* [Your instructions] Keep every line where the word "this" appears; drop the rest.

* [Material supplied]
-- START --

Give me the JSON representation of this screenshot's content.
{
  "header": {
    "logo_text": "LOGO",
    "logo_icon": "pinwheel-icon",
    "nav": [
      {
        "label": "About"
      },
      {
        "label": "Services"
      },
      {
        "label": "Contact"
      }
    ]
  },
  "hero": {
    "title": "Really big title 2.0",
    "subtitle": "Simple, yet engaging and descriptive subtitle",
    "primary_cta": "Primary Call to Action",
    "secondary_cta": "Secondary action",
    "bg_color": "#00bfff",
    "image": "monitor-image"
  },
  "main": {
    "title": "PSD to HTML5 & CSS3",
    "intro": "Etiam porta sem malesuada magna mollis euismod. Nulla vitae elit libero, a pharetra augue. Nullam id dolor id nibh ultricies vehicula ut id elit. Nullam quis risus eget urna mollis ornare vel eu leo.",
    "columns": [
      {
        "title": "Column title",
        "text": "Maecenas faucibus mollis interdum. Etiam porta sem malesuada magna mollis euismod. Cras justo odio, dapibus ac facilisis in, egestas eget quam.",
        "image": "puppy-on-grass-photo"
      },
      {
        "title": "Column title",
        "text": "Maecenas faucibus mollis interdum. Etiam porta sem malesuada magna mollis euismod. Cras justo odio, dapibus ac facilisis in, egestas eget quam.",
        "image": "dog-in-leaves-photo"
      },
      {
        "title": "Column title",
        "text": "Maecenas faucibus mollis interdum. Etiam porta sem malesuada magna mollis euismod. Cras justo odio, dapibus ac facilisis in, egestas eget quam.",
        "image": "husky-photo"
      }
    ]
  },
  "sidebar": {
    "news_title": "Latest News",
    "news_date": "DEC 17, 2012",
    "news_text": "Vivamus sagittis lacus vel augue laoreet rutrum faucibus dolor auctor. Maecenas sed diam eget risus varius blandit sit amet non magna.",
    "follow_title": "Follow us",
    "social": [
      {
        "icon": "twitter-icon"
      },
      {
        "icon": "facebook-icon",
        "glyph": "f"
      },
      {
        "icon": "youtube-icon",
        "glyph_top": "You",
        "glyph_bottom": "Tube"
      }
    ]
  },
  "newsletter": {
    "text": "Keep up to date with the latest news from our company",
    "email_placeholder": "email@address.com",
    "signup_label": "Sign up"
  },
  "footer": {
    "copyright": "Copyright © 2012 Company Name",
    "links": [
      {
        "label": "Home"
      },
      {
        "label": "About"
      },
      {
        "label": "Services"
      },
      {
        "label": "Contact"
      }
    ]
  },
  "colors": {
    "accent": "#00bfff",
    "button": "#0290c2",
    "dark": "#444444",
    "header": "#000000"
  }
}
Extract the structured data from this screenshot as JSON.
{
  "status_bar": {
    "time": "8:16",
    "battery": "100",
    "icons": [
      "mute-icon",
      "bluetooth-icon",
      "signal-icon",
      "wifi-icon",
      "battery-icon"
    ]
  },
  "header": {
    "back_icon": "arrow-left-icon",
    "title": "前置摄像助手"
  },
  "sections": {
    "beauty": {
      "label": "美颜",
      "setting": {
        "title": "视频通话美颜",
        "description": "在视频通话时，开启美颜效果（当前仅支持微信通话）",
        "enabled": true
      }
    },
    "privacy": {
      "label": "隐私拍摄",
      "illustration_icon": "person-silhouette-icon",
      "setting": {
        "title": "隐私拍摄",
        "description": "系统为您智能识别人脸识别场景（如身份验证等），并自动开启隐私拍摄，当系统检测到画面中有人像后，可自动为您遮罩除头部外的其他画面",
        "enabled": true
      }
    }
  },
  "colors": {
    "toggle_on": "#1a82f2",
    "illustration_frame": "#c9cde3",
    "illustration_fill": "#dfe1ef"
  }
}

-- END --

* [Solved exercise]
Give me the JSON representation of this screenshot's content.
Extract the structured data from this screenshot as JSON.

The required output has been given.